Records about charts and figures
------------------------
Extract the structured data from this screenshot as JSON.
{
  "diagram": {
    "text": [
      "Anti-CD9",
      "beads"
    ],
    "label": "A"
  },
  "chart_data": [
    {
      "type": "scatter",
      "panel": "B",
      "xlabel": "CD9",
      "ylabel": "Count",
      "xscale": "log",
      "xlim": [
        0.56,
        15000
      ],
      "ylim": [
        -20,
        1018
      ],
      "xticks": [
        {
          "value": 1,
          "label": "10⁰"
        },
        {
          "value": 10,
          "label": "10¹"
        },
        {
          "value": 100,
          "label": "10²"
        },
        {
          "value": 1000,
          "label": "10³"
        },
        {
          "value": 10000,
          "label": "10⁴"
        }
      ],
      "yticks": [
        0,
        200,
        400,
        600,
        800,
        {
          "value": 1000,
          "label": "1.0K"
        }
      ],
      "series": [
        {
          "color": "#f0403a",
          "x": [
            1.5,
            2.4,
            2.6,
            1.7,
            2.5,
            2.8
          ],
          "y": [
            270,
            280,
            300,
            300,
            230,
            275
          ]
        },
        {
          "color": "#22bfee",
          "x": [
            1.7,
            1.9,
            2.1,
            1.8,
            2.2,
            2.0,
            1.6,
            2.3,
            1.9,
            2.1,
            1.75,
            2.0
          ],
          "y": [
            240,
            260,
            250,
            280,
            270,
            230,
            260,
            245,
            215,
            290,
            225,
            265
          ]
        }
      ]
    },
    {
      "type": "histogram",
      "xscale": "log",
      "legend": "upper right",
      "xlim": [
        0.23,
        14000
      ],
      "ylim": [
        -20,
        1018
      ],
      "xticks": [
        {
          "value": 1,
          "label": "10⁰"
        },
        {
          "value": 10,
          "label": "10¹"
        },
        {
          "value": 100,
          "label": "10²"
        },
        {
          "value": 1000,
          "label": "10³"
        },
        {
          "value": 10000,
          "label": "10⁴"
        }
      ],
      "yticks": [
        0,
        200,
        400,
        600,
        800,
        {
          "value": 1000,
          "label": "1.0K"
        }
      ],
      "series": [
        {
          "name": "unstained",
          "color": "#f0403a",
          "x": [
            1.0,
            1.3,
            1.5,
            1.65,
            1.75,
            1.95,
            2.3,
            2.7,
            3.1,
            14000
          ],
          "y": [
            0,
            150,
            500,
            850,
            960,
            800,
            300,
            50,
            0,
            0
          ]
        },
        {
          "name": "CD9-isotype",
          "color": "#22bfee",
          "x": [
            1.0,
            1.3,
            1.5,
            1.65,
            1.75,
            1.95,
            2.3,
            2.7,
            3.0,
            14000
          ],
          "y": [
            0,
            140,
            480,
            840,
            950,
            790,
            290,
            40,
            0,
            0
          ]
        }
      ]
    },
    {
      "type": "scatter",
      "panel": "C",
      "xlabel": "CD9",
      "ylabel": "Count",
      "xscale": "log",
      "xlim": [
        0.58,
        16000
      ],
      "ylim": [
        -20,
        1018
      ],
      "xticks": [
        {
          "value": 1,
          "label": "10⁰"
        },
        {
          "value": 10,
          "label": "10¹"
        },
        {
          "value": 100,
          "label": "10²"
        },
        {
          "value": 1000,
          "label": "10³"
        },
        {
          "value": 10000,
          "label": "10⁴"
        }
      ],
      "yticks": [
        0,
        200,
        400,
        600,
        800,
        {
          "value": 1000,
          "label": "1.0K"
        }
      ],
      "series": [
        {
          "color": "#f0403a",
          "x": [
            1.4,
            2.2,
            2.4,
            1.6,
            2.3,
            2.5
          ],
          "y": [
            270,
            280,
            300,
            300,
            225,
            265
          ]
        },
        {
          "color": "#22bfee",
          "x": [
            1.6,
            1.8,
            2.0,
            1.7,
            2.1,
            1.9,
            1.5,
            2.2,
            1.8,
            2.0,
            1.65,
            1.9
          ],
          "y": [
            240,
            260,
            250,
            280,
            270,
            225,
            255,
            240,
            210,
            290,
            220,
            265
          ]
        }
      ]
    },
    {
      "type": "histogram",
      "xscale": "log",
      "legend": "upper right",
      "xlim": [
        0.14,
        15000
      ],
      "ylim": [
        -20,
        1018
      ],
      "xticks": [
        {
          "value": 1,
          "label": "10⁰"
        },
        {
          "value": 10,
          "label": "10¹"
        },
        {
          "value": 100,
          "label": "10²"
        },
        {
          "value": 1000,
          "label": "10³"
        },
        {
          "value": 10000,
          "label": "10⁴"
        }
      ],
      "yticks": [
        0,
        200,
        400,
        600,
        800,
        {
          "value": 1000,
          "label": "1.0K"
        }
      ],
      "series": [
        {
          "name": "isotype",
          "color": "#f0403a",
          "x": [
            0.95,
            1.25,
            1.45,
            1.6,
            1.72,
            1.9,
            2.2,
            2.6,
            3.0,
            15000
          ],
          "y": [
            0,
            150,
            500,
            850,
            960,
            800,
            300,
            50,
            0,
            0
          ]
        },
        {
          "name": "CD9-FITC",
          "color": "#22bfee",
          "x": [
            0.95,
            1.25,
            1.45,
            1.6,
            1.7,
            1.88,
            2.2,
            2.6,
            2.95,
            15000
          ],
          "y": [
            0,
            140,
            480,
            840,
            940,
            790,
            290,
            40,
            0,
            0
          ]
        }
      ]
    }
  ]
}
------------------------
Every line above should be retyped exactly as given.

Extract the structured data from this screenshot as JSON.
{
  "diagram": {
    "text": [
      "Anti-CD9",
      "beads"
    ],
    "label": "A"
  },
  "chart_data": [
    {
      "type": "scatter",
      "panel": "B",
      "xlabel": "CD9",
      "ylabel": "Count",
      "xscale": "log",
      "xlim": [
        0.56,
        15000
      ],
      "ylim": [
        -20,
        1018
      ],
      "xticks": [
        {
          "value": 1,
          "label": "10⁰"
        },
        {
          "value": 10,
          "label": "10¹"
        },
        {
          "value": 100,
          "label": "10²"
        },
        {
          "value": 1000,
          "label": "10³"
        },
        {
          "value": 10000,
          "label": "10⁴"
        }
      ],
      "yticks": [
        0,
        200,
        400,
        600,
        800,
        {
          "value": 1000,
          "label": "1.0K"
        }
      ],
      "series": [
        {
          "color": "#f0403a",
          "x": [
            1.5,
            2.4,
            2.6,
            1.7,
            2.5,
            2.8
          ],
          "y": [
            270,
            280,
            300,
            300,
            230,
            275
          ]
        },
        {
          "color": "#22bfee",
          "x": [
            1.7,
            1.9,
            2.1,
            1.8,
            2.2,
            2.0,
            1.6,
            2.3,
            1.9,
            2.1,
            1.75,
            2.0
          ],
          "y": [
            240,
            260,
            250,
            280,
            270,
            230,
            260,
            245,
            215,
            290,
            225,
            265
          ]
        }
      ]
    },
    {
      "type": "histogram",
      "xscale": "log",
      "legend": "upper right",
      "xlim": [
        0.23,
        14000
      ],
      "ylim": [
        -20,
        1018
      ],
      "xticks": [
        {
          "value": 1,
          "label": "10⁰"
        },
        {
          "value": 10,
          "label": "10¹"
        },
        {
          "value": 100,
          "label": "10²"
        },
        {
          "value": 1000,
          "label": "10³"
        },
        {
          "value": 10000,
          "label": "10⁴"
        }
      ],
      "yticks": [
        0,
        200,
        400,
        600,
        800,
        {
          "value": 1000,
          "label": "1.0K"
        }
      ],
      "series": [
        {
          "name": "unstained",
          "color": "#f0403a",
          "x": [
            1.0,
            1.3,
            1.5,
            1.65,
            1.75,
            1.95,
            2.3,
            2.7,
            3.1,
            14000
          ],
          "y": [
            0,
            150,
            500,
            850,
            960,
            800,
            300,
            50,
            0,
            0
          ]
        },
        {
          "name": "CD9-isotype",
          "color": "#22bfee",
          "x": [
            1.0,
            1.3,
            1.5,
            1.65,
            1.75,
            1.95,
            2.3,
            2.7,
            3.0,
            14000
          ],
          "y": [
            0,
            140,
            480,
            840,
            950,
            790,
            290,
            40,
            0,
            0
          ]
        }
      ]
    },
    {
      "type": "scatter",
      "panel": "C",
      "xlabel": "CD9",
      "ylabel": "Count",
      "xscale": "log",
      "xlim": [
        0.58,
        16000
      ],
      "ylim": [
        -20,
        1018
      ],
      "xticks": [
        {
          "value": 1,
          "label": "10⁰"
        },
        {
          "value": 10,
          "label": "10¹"
        },
        {
          "value": 100,
          "label": "10²"
        },
        {
          "value": 1000,
          "label": "10³"
        },
        {
          "value": 10000,
          "label": "10⁴"
        }
      ],
      "yticks": [
        0,
        200,
        400,
        600,
        800,
        {
          "value": 1000,
          "label": "1.0K"
        }
      ],
      "series": [
        {
          "color": "#f0403a",
          "x": [
            1.4,
            2.2,
            2.4,
            1.6,
            2.3,
            2.5
          ],
          "y": [
            270,
            280,
            300,
            300,
            225,
            265
          ]
        },
        {
          "color": "#22bfee",
          "x": [
            1.6,
            1.8,
            2.0,
            1.7,
            2.1,
            1.9,
            1.5,
            2.2,
            1.8,
            2.0,
            1.65,
            1.9
          ],
          "y": [
            240,
            260,
            250,
            280,
            270,
            225,
            255,
            240,
            210,
            290,
            220,
            265
          ]
        }
      ]
    },
    {
      "type": "histogram",
      "xscale": "log",
      "legend": "upper right",
      "xlim": [
        0.14,
        15000
      ],
      "ylim": [
        -20,
        1018
      ],
      "xticks": [
        {
          "value": 1,
          "label": "10⁰"
        },
        {
          "value": 10,
          "label": "10¹"
        },
        {
          "value": 100,
          "label": "10²"
        },
        {
          "value": 1000,
          "label": "10³"
        },
        {
          "value": 10000,
          "label": "10⁴"
        }
      ],
      "yticks": [
        0,
        200,
        400,
        600,
        800,
        {
          "value": 1000,
          "label": "1.0K"
        }
      ],
      "series": [
        {
          "name": "isotype",
          "color": "#f0403a",
          "x": [
            0.95,
            1.25,
            1.45,
            1.6,
            1.72,
            1.9,
            2.2,
            2.6,
            3.0,
            15000
          ],
          "y": [
            0,
            150,
            500,
            850,
            960,
            800,
            300,
            50,
            0,
            0
          ]
        },
        {
          "name": "CD9-FITC",
          "color": "#22bfee",
          "x": [
            0.95,
            1.25,
            1.45,
            1.6,
            1.7,
            1.88,
            2.2,
            2.6,
            2.95,
            15000
          ],
          "y": [
            0,
            140,
            480,
            840,
            940,
            790,
            290,
            40,
            0,
            0
          ]
        }
      ]
    }
  ]
}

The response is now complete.